Re: Counting occurances of a letter by a factor

Brian Diggs
In reply to this post by Davis, Brian
On 9/10/2010 12:40 PM, Davis, Brian wrote:

> I'm trying to find a more elegant way of doing this.  What I'm trying
> to accomplish is to count the frequency of letters (major / minor
> alleles) in a string grouped by the factor levels in another column
> of my data frame.
>
> Ex.
>> DF<-data.frame(c("CC", "CC", NA, "CG", "GG", "GC"), c("L", "U", "L", "U", "L", NA))
>> colnames(DF)<-c("X", "Y")
>> DF
>       X    Y
> 1   CC    L
> 2   CC    U
> 3<NA>     L
> 4   CG    U
> 5   GG    L
> 6   GC<NA>
>
> I have an ugly solution, which works if you know the factor levels of Y in advance.
>
>> ans<-rbind(table(unlist(strsplit(as.character(DF[DF[ ,'Y'] == 'L', 1]), ""))),
> + table(unlist(strsplit(as.character(DF[DF[ ,'Y']  == 'U', 1]), ""))))
>> rownames(ans)<-c("L", "U")
>> ans
>    C G
> L 2 2
> U 3 1
>
>
> I've played with table, xtab, tabulate, aggregate, tapply, etc but
> haven't found a combination that gives a more general solution to
> this problem.

### Data records
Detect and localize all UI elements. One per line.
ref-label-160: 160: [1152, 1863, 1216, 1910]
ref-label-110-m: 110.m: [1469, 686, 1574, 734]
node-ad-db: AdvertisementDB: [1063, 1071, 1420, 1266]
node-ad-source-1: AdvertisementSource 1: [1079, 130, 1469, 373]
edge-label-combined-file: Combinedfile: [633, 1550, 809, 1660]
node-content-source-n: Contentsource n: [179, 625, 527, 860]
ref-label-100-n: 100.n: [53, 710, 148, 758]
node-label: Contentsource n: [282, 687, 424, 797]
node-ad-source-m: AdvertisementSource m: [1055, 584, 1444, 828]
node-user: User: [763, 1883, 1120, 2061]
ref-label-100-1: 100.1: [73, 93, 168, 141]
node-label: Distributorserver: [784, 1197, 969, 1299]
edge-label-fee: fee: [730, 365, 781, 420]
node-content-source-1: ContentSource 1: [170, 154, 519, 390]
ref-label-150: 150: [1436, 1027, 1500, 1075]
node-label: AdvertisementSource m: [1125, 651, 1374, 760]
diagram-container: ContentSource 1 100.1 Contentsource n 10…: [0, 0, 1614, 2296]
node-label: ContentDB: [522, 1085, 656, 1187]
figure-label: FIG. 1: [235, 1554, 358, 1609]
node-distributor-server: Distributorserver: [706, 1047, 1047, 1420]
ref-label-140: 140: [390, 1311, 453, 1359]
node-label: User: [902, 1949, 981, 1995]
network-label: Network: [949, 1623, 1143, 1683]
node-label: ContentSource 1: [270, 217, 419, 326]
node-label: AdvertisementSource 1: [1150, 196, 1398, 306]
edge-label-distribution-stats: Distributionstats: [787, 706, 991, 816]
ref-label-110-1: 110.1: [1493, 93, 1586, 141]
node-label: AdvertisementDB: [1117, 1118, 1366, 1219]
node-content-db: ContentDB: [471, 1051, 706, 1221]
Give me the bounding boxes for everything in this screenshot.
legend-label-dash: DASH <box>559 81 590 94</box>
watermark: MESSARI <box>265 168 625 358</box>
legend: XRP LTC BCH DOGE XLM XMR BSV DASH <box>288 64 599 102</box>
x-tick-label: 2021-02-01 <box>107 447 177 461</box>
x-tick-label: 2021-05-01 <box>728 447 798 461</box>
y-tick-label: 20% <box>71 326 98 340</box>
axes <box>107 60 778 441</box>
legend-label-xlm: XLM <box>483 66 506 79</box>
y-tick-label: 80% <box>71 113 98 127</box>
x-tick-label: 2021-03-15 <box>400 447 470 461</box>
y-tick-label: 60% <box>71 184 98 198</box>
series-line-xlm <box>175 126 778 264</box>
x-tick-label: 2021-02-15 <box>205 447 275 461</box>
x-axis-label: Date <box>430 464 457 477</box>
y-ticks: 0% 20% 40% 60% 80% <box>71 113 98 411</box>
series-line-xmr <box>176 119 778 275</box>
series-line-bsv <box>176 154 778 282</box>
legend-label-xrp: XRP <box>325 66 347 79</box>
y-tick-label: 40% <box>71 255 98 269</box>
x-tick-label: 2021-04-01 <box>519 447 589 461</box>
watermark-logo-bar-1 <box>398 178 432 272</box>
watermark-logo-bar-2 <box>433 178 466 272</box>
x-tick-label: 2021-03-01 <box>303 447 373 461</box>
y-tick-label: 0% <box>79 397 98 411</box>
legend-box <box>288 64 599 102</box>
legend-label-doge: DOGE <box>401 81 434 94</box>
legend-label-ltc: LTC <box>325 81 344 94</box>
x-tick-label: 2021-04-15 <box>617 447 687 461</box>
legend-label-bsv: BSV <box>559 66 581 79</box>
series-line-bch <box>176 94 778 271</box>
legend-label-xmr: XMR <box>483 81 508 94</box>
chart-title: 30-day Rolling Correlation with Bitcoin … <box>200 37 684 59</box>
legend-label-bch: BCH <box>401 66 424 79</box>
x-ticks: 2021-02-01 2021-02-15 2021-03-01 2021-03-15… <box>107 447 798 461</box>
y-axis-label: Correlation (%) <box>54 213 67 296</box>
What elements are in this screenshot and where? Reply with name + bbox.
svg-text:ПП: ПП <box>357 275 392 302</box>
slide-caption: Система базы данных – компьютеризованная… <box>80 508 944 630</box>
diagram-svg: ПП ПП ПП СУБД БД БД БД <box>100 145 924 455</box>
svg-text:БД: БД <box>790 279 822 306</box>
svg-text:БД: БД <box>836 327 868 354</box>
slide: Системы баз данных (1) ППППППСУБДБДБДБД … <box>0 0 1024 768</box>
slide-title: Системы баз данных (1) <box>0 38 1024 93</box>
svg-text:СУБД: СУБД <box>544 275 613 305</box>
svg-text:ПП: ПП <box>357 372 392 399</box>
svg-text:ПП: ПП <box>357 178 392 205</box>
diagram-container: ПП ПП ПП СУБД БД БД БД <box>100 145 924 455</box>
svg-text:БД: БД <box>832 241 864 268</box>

### Exercise A
In the forum post, under what condition does the quoted writer say the ugly solution works?
### Exercise B
Duplicate the part of the forum post that begins at the words "Brian Diggs" and stops after "my data frame.".

### Exercise output A
It works if you know the factor levels of Y in advance.

### Exercise output B
Brian Diggs
In reply to this post by Davis, Brian
On 9/10/2010 12:40 PM, Davis, Brian wrote:

> I'm trying to find a more elegant way of doing this.  What I'm trying
> to accomplish is to count the frequency of letters (major / minor
> alleles) in a string grouped by the factor levels in another column
> of my data frame.